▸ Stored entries
──────────────────────────────
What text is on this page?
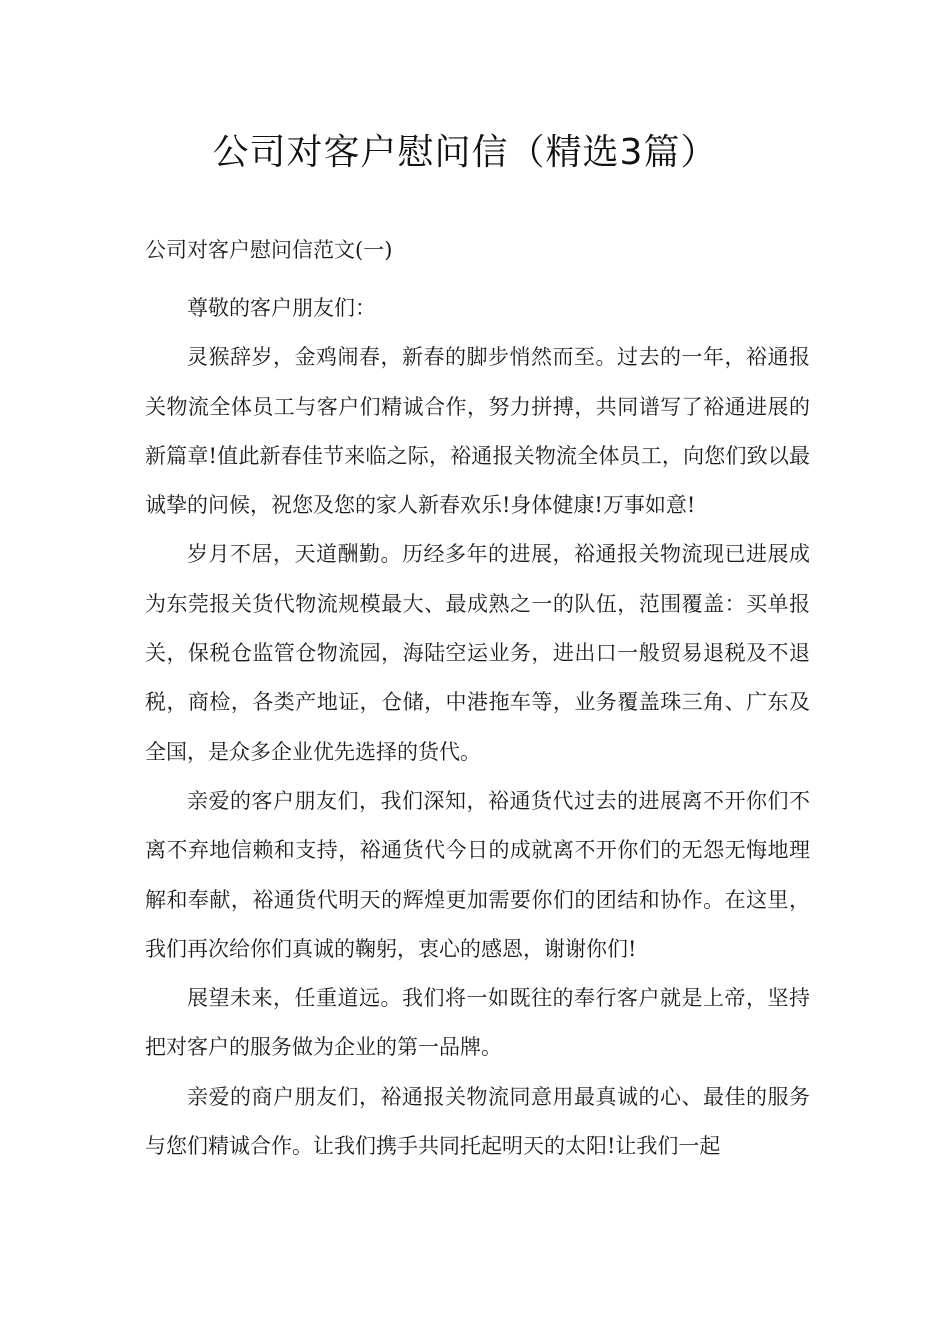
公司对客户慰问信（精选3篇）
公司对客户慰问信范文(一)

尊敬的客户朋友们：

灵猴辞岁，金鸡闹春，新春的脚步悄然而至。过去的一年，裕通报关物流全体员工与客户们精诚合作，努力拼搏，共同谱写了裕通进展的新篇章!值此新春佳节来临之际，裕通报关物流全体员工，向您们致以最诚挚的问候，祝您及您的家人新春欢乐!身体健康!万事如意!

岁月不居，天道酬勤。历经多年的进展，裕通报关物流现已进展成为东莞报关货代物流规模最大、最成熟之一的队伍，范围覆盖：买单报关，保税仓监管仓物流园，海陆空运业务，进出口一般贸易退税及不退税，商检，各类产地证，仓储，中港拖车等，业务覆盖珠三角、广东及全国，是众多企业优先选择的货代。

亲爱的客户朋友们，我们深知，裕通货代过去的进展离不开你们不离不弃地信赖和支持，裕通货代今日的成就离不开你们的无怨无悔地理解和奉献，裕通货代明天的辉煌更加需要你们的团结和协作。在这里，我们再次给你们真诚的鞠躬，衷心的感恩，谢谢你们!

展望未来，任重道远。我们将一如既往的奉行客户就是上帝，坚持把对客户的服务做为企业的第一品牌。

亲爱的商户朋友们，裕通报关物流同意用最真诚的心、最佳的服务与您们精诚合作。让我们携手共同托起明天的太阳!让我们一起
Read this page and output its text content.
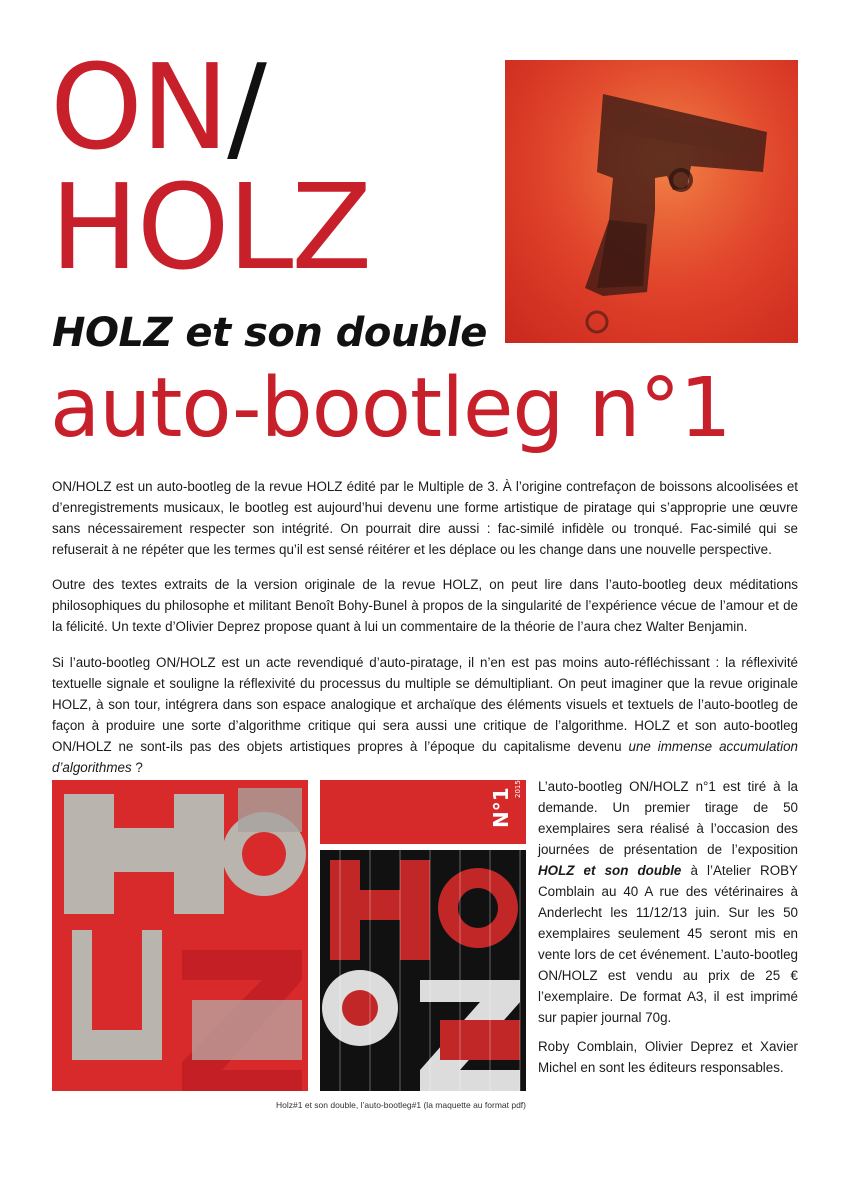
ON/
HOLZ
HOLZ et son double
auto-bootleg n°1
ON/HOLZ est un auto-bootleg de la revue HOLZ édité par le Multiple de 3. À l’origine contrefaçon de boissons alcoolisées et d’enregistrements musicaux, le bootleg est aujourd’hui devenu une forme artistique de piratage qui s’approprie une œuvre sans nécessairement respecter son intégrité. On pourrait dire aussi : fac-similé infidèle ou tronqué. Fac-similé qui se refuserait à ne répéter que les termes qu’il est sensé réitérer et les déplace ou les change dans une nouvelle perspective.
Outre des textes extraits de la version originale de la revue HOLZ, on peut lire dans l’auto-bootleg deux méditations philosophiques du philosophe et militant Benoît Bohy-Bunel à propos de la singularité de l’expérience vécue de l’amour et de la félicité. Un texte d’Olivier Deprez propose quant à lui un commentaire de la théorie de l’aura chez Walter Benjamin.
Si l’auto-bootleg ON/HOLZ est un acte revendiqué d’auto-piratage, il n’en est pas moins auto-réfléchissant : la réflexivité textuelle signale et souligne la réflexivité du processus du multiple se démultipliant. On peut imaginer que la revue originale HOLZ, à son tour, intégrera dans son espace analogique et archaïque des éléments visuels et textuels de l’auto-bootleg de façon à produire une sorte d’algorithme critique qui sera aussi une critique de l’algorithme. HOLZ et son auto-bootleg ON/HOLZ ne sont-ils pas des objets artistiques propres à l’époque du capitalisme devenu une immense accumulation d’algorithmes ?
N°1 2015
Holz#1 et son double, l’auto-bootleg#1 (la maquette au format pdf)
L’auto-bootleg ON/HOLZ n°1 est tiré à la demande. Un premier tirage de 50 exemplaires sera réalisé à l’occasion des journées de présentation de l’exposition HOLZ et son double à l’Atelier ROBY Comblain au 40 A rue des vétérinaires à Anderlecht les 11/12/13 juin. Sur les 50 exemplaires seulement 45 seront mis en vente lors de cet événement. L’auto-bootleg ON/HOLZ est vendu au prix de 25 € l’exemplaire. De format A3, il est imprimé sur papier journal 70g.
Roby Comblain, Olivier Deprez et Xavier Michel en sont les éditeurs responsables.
──────────────────────────────
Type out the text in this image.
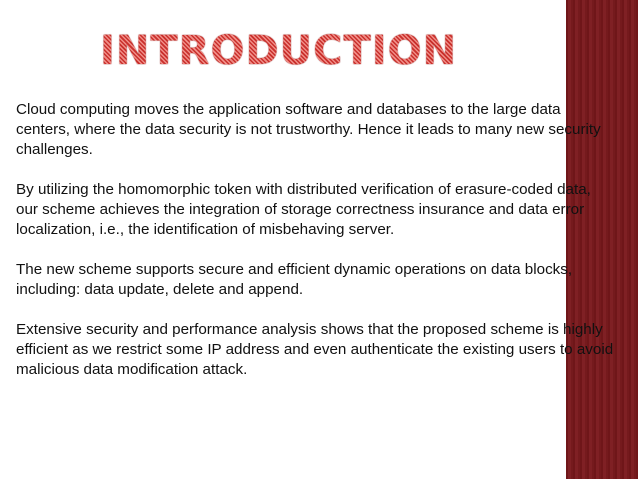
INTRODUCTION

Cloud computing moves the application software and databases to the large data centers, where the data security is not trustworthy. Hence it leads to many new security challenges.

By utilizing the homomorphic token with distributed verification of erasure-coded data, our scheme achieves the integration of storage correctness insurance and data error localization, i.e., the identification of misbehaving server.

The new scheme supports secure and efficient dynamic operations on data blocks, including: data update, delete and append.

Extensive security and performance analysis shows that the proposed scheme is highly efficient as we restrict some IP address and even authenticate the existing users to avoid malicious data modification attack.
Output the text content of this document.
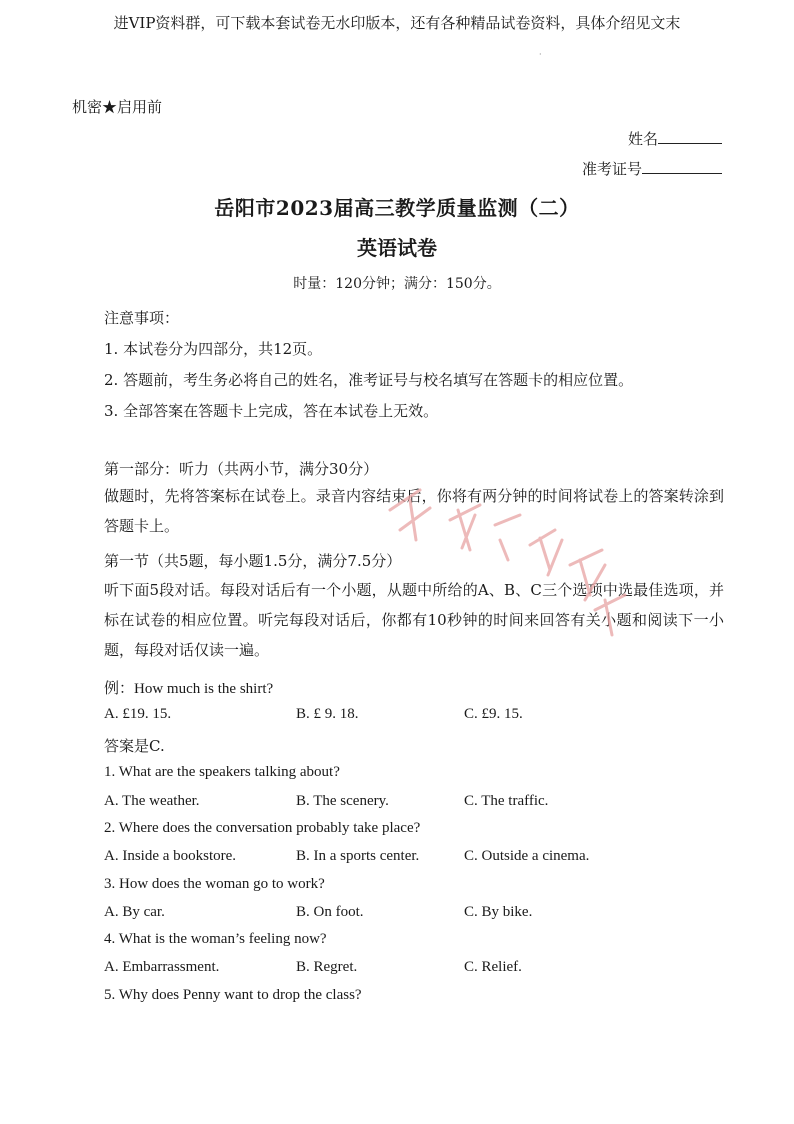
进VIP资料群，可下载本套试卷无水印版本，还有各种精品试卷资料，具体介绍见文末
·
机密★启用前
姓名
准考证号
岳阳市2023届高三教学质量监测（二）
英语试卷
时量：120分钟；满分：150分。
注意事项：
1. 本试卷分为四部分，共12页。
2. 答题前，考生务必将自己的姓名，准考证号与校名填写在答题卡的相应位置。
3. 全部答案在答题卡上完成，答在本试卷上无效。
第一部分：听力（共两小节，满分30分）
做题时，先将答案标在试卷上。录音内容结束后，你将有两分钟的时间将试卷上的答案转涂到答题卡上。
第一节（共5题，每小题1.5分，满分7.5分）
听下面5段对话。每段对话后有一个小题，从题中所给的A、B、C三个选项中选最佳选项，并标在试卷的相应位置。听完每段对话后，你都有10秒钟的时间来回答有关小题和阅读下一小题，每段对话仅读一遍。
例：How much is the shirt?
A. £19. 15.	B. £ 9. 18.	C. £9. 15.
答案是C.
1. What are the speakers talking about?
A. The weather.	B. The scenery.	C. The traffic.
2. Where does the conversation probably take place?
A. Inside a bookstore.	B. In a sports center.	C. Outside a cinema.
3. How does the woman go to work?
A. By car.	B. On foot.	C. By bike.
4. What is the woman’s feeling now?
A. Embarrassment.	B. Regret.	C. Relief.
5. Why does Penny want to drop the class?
──────────────────────────────
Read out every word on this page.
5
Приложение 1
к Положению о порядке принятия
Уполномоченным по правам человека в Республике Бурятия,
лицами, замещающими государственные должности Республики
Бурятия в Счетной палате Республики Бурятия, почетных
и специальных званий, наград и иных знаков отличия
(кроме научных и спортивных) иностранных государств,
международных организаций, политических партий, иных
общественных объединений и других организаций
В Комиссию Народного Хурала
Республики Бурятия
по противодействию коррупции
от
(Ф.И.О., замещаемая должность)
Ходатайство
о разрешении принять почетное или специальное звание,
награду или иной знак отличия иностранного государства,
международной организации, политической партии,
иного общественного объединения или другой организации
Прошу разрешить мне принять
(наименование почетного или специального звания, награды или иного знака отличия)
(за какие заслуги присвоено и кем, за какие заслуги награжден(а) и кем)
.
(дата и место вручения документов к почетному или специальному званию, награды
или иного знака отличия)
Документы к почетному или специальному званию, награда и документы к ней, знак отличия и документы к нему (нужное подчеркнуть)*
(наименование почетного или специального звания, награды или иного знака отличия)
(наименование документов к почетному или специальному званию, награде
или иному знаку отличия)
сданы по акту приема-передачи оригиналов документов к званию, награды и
──────────────────────────────
▸ To be done
Review the material and copy each line in which the word "sont" appears.

▸ Answer for this exercise
Si l’auto-bootleg ON/HOLZ est un acte revendiqué d’auto-piratage, il n’en est pas moins auto-réfléchissant : la réflexivité textuelle signale et souligne la réflexivité du processus du multiple se démultipliant. On peut imaginer que la revue originale HOLZ, à son tour, intégrera dans son espace analogique et archaïque des éléments visuels et textuels de l’auto-bootleg de façon à produire une sorte d’algorithme critique qui sera aussi une critique de l’algorithme. HOLZ et son auto-bootleg ON/HOLZ ne sont-ils pas des objets artistiques propres à l’époque du capitalisme devenu une immense accumulation d’algorithmes ?
Roby Comblain, Olivier Deprez et Xavier Michel en sont les éditeurs responsables.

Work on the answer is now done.